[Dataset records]
--- BEGIN ---

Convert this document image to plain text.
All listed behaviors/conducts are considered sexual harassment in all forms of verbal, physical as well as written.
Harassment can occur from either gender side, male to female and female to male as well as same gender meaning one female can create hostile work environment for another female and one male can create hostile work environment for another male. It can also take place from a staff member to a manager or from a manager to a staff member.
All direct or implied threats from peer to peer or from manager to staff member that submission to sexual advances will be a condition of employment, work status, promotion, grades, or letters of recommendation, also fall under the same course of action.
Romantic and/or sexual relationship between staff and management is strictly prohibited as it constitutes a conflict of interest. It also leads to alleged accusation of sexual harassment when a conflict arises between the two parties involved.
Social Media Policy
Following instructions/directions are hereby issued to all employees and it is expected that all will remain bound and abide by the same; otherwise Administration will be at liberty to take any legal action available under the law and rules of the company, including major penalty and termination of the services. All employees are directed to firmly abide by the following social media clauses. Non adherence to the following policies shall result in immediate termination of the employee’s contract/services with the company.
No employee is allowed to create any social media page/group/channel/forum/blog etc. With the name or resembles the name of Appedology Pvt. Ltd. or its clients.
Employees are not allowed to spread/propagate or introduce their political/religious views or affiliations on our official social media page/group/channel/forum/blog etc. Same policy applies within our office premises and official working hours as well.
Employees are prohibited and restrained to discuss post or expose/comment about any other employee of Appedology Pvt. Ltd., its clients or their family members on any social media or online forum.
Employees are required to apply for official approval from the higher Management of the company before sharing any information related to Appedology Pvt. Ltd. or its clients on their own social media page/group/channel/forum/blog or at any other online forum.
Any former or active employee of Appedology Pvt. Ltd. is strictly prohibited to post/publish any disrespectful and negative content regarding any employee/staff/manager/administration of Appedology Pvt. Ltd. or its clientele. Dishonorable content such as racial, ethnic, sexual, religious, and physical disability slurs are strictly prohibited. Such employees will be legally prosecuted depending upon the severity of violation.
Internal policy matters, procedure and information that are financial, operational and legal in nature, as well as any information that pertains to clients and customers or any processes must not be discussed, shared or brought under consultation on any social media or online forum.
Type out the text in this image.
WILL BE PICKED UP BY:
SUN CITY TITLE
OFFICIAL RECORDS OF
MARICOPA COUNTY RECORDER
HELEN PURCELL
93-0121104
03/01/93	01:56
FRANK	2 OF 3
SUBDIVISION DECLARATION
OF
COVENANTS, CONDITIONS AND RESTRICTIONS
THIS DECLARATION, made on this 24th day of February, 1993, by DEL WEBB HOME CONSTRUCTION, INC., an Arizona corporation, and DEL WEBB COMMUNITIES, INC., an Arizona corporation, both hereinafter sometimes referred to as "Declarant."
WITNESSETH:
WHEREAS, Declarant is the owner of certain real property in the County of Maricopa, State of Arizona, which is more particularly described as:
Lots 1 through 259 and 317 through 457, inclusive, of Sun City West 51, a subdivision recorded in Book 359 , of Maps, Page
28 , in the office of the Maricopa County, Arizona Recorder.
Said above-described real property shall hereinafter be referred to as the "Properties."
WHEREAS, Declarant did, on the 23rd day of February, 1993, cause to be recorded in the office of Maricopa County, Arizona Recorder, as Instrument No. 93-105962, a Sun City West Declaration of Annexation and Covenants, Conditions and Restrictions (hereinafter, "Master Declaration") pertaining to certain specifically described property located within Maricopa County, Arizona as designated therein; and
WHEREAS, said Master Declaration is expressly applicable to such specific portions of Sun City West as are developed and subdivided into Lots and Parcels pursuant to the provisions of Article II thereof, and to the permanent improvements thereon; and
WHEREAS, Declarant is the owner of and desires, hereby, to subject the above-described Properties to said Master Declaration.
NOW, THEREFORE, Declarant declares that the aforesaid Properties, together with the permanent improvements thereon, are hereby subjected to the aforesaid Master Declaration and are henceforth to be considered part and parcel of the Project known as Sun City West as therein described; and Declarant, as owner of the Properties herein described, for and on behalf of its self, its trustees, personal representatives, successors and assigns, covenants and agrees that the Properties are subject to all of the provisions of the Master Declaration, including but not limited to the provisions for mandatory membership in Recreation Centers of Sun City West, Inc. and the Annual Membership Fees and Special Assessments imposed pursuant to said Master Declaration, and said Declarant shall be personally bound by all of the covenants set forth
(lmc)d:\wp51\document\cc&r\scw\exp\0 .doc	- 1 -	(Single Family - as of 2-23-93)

--- END ---

■ What is expected
Among the records above, find each line holding the string "February" and pull it out.

■ Output for this exercise
THIS DECLARATION, made on this 24th day of February, 1993, by DEL WEBB HOME CONSTRUCTION, INC., an Arizona corporation, and DEL WEBB COMMUNITIES, INC., an Arizona corporation, both hereinafter sometimes referred to as "Declarant."
WHEREAS, Declarant did, on the 23rd day of February, 1993, cause to be recorded in the office of Maricopa County, Arizona Recorder, as Instrument No. 93-105962, a Sun City West Declaration of Annexation and Covenants, Conditions and Restrictions (hereinafter, "Master Declaration") pertaining to certain specifically described property located within Maricopa County, Arizona as designated therein; and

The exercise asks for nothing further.